| STATED PROBLEM |
Extract each line of the material that follows exactly and omit its pictures.

Extracted data entries:
---

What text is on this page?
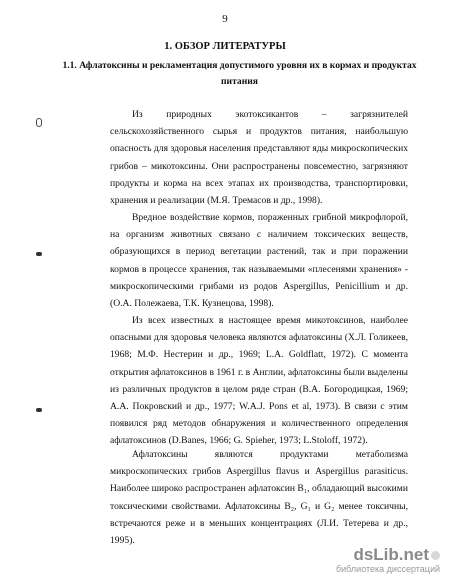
9
1. ОБЗОР ЛИТЕРАТУРЫ
1.1. Афлатоксины и рекламентация допустимого уровня их в кормах и продуктах питания

Из природных экотоксикантов – загрязнителей сельскохозяйственного сырья и продуктов питания, наибольшую опасность для здоровья населения представляют яды микроскопических грибов – микотоксины. Они распространены повсеместно, загрязняют продукты и корма на всех этапах их производства, транспортировки, хранения и реализации (М.Я. Тремасов и др., 1998).

Вредное воздействие кормов, пораженных грибной микрофлорой, на организм животных связано с наличием токсических веществ, образующихся в период вегетации растений, так и при поражении кормов в процессе хранения, так называемыми «плесенями хранения» - микроскопическими грибами из родов Aspergillus, Penicillium и др. (О.А. Полежаева, Т.К. Кузнецова, 1998).

Из всех известных в настоящее время микотоксинов, наиболее опасными для здоровья человека являются афлатоксины (Х.Л. Голикеев, 1968; М.Ф. Нестерин и др., 1969; L.A. Goldflatt, 1972). С момента открытия афлатоксинов в 1961 г. в Англии, афлатоксины были выделены из различных продуктов в целом ряде стран (В.А. Богородицкая, 1969; А.А. Покровский и др., 1977; W.A.J. Pons et al, 1973). В связи с этим появился ряд методов обнаружения и количественного определения афлатоксинов (D.Banes, 1966; G. Spieher, 1973; L.Stoloff, 1972).

Афлатоксины являются продуктами метаболизма микроскопических грибов Aspergillus flavus и Aspergillus parasiticus. Наиболее широко распространен афлатоксин B₁, обладающий высокими токсическими свойствами. Афлатоксины B₂, G₁ и G₂ менее токсичны, встречаются реже и в меньших концентрациях (Л.И. Тетерева и др., 1995).

dsLib.net
библиотека диссертаций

---

| WRITTEN REPLY |
What text is on this page?
9
1. ОБЗОР ЛИТЕРАТУРЫ
1.1. Афлатоксины и рекламентация допустимого уровня их в кормах и продуктах питания

Из природных экотоксикантов – загрязнителей сельскохозяйственного сырья и продуктов питания, наибольшую опасность для здоровья населения представляют яды микроскопических грибов – микотоксины. Они распространены повсеместно, загрязняют продукты и корма на всех этапах их производства, транспортировки, хранения и реализации (М.Я. Тремасов и др., 1998).

Вредное воздействие кормов, пораженных грибной микрофлорой, на организм животных связано с наличием токсических веществ, образующихся в период вегетации растений, так и при поражении кормов в процессе хранения, так называемыми «плесенями хранения» - микроскопическими грибами из родов Aspergillus, Penicillium и др. (О.А. Полежаева, Т.К. Кузнецова, 1998).

Из всех известных в настоящее время микотоксинов, наиболее опасными для здоровья человека являются афлатоксины (Х.Л. Голикеев, 1968; М.Ф. Нестерин и др., 1969; L.A. Goldflatt, 1972). С момента открытия афлатоксинов в 1961 г. в Англии, афлатоксины были выделены из различных продуктов в целом ряде стран (В.А. Богородицкая, 1969; А.А. Покровский и др., 1977; W.A.J. Pons et al, 1973). В связи с этим появился ряд методов обнаружения и количественного определения афлатоксинов (D.Banes, 1966; G. Spieher, 1973; L.Stoloff, 1972).

Афлатоксины являются продуктами метаболизма микроскопических грибов Aspergillus flavus и Aspergillus parasiticus. Наиболее широко распространен афлатоксин B₁, обладающий высокими токсическими свойствами. Афлатоксины B₂, G₁ и G₂ менее токсичны, встречаются реже и в меньших концентрациях (Л.И. Тетерева и др., 1995).

dsLib.net
библиотека диссертаций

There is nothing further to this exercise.